------ RECORDS TO USE
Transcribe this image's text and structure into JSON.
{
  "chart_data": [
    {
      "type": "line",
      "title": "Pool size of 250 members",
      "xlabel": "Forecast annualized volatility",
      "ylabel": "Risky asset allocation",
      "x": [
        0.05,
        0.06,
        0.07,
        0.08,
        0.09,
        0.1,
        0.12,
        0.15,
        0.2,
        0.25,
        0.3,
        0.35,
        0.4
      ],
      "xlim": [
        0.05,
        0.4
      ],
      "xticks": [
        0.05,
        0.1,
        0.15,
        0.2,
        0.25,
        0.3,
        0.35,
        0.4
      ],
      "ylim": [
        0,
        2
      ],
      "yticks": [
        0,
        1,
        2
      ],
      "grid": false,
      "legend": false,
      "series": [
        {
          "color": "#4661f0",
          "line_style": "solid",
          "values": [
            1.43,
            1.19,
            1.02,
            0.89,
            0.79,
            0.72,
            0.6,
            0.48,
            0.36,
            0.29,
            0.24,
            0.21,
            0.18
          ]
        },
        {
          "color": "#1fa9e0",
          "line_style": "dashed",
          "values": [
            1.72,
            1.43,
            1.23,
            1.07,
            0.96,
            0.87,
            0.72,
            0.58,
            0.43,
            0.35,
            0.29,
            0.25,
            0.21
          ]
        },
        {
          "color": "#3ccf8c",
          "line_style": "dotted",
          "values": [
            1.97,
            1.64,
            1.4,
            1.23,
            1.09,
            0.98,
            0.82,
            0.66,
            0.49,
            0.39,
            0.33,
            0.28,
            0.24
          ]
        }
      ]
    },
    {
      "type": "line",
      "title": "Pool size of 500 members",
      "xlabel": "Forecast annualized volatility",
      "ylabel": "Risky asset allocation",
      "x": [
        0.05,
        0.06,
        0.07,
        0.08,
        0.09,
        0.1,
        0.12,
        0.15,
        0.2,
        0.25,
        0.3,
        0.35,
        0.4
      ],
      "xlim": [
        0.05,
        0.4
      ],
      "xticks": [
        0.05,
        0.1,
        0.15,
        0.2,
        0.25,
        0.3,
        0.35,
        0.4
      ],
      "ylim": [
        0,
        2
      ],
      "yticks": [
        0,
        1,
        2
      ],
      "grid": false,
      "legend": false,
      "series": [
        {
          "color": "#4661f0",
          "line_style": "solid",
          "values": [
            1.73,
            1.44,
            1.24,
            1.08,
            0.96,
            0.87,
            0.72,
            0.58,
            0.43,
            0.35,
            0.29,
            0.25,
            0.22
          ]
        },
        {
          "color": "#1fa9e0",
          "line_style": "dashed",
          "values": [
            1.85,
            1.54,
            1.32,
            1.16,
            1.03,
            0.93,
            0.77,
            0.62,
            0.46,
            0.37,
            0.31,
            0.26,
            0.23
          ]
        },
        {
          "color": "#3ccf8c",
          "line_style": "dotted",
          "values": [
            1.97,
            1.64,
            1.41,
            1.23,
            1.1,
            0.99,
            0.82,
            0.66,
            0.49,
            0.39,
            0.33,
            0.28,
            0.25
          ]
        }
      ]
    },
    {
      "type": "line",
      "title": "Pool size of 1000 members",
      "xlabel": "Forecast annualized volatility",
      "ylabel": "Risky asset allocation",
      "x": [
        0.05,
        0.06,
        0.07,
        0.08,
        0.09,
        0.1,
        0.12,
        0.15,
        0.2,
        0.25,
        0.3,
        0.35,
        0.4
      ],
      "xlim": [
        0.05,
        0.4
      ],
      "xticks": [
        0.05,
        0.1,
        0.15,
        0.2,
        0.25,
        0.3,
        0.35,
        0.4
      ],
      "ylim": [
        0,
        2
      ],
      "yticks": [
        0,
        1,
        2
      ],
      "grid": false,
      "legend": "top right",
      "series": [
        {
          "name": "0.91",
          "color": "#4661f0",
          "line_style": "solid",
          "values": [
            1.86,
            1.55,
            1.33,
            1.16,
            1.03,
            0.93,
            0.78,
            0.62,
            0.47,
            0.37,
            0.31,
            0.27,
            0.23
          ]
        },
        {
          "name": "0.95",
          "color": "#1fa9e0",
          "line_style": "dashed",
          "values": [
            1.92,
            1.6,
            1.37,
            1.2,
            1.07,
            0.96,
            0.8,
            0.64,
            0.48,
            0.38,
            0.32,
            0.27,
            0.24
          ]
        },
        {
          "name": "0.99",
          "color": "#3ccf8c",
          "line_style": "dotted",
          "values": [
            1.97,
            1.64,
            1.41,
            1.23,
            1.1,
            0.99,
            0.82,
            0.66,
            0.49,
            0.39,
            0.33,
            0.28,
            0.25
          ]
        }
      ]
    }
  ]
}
------------
TASK OBJECTIVE:
From the records above, extract everything verbatim.

COMPLETE ANSWER:
Transcribe this image's text and structure into JSON.
{
  "chart_data": [
    {
      "type": "line",
      "title": "Pool size of 250 members",
      "xlabel": "Forecast annualized volatility",
      "ylabel": "Risky asset allocation",
      "x": [
        0.05,
        0.06,
        0.07,
        0.08,
        0.09,
        0.1,
        0.12,
        0.15,
        0.2,
        0.25,
        0.3,
        0.35,
        0.4
      ],
      "xlim": [
        0.05,
        0.4
      ],
      "xticks": [
        0.05,
        0.1,
        0.15,
        0.2,
        0.25,
        0.3,
        0.35,
        0.4
      ],
      "ylim": [
        0,
        2
      ],
      "yticks": [
        0,
        1,
        2
      ],
      "grid": false,
      "legend": false,
      "series": [
        {
          "color": "#4661f0",
          "line_style": "solid",
          "values": [
            1.43,
            1.19,
            1.02,
            0.89,
            0.79,
            0.72,
            0.6,
            0.48,
            0.36,
            0.29,
            0.24,
            0.21,
            0.18
          ]
        },
        {
          "color": "#1fa9e0",
          "line_style": "dashed",
          "values": [
            1.72,
            1.43,
            1.23,
            1.07,
            0.96,
            0.87,
            0.72,
            0.58,
            0.43,
            0.35,
            0.29,
            0.25,
            0.21
          ]
        },
        {
          "color": "#3ccf8c",
          "line_style": "dotted",
          "values": [
            1.97,
            1.64,
            1.4,
            1.23,
            1.09,
            0.98,
            0.82,
            0.66,
            0.49,
            0.39,
            0.33,
            0.28,
            0.24
          ]
        }
      ]
    },
    {
      "type": "line",
      "title": "Pool size of 500 members",
      "xlabel": "Forecast annualized volatility",
      "ylabel": "Risky asset allocation",
      "x": [
        0.05,
        0.06,
        0.07,
        0.08,
        0.09,
        0.1,
        0.12,
        0.15,
        0.2,
        0.25,
        0.3,
        0.35,
        0.4
      ],
      "xlim": [
        0.05,
        0.4
      ],
      "xticks": [
        0.05,
        0.1,
        0.15,
        0.2,
        0.25,
        0.3,
        0.35,
        0.4
      ],
      "ylim": [
        0,
        2
      ],
      "yticks": [
        0,
        1,
        2
      ],
      "grid": false,
      "legend": false,
      "series": [
        {
          "color": "#4661f0",
          "line_style": "solid",
          "values": [
            1.73,
            1.44,
            1.24,
            1.08,
            0.96,
            0.87,
            0.72,
            0.58,
            0.43,
            0.35,
            0.29,
            0.25,
            0.22
          ]
        },
        {
          "color": "#1fa9e0",
          "line_style": "dashed",
          "values": [
            1.85,
            1.54,
            1.32,
            1.16,
            1.03,
            0.93,
            0.77,
            0.62,
            0.46,
            0.37,
            0.31,
            0.26,
            0.23
          ]
        },
        {
          "color": "#3ccf8c",
          "line_style": "dotted",
          "values": [
            1.97,
            1.64,
            1.41,
            1.23,
            1.1,
            0.99,
            0.82,
            0.66,
            0.49,
            0.39,
            0.33,
            0.28,
            0.25
          ]
        }
      ]
    },
    {
      "type": "line",
      "title": "Pool size of 1000 members",
      "xlabel": "Forecast annualized volatility",
      "ylabel": "Risky asset allocation",
      "x": [
        0.05,
        0.06,
        0.07,
        0.08,
        0.09,
        0.1,
        0.12,
        0.15,
        0.2,
        0.25,
        0.3,
        0.35,
        0.4
      ],
      "xlim": [
        0.05,
        0.4
      ],
      "xticks": [
        0.05,
        0.1,
        0.15,
        0.2,
        0.25,
        0.3,
        0.35,
        0.4
      ],
      "ylim": [
        0,
        2
      ],
      "yticks": [
        0,
        1,
        2
      ],
      "grid": false,
      "legend": "top right",
      "series": [
        {
          "name": "0.91",
          "color": "#4661f0",
          "line_style": "solid",
          "values": [
            1.86,
            1.55,
            1.33,
            1.16,
            1.03,
            0.93,
            0.78,
            0.62,
            0.47,
            0.37,
            0.31,
            0.27,
            0.23
          ]
        },
        {
          "name": "0.95",
          "color": "#1fa9e0",
          "line_style": "dashed",
          "values": [
            1.92,
            1.6,
            1.37,
            1.2,
            1.07,
            0.96,
            0.8,
            0.64,
            0.48,
            0.38,
            0.32,
            0.27,
            0.24
          ]
        },
        {
          "name": "0.99",
          "color": "#3ccf8c",
          "line_style": "dotted",
          "values": [
            1.97,
            1.64,
            1.41,
            1.23,
            1.1,
            0.99,
            0.82,
            0.66,
            0.49,
            0.39,
            0.33,
            0.28,
            0.25
          ]
        }
      ]
    }
  ]
}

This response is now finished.